Required work
Locate the lines that hold the string "元可以换". Copy every such line.

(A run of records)
────────
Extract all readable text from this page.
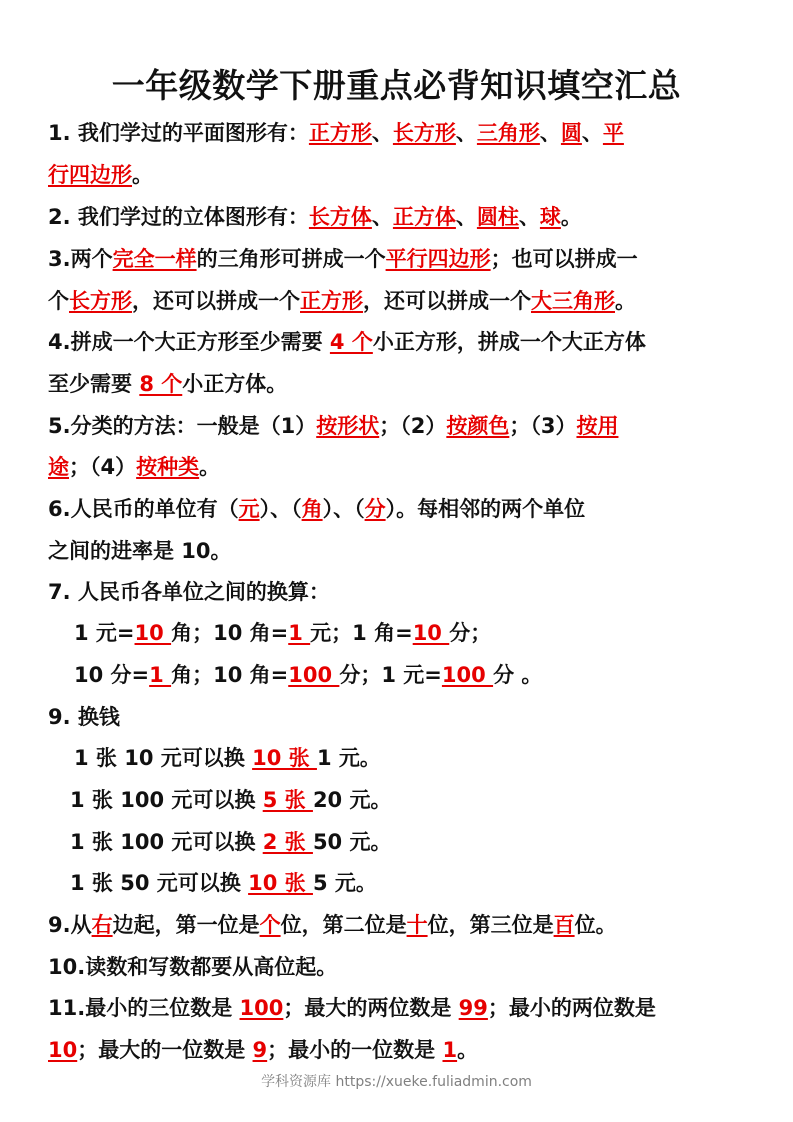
一年级数学下册重点必背知识填空汇总
1. 我们学过的平面图形有：正方形、长方形、三角形、圆、平
行四边形。
2. 我们学过的立体图形有：长方体、正方体、圆柱、球。
3.两个完全一样的三角形可拼成一个平行四边形；也可以拼成一
个长方形，还可以拼成一个正方形，还可以拼成一个大三角形。
4.拼成一个大正方形至少需要 4 个小正方形，拼成一个大正方体
至少需要 8 个小正方体。
5.分类的方法：一般是（1）按形状；（2）按颜色；（3）按用
途；（4）按种类。
6.人民币的单位有（元）、（角）、（分）。每相邻的两个单位
之间的进率是 10。
7. 人民币各单位之间的换算：
1 元=10 角；10 角=1 元；1 角=10 分；
10 分=1 角；10 角=100 分；1 元=100 分 。
9. 换钱
1 张 10 元可以换 10 张 1 元。
1 张 100 元可以换 5 张 20 元。
1 张 100 元可以换 2 张 50 元。
1 张 50 元可以换 10 张 5 元。
9.从右边起，第一位是个位，第二位是十位，第三位是百位。
10.读数和写数都要从高位起。
11.最小的三位数是 100；最大的两位数是 99；最小的两位数是
10；最大的一位数是 9；最小的一位数是 1。
学科资源库 https://xueke.fuliadmin.com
────────
Solution for this task
1 张 10 元可以换 10 张 1 元。
1 张 100 元可以换 5 张 20 元。
1 张 100 元可以换 2 张 50 元。
1 张 50 元可以换 10 张 5 元。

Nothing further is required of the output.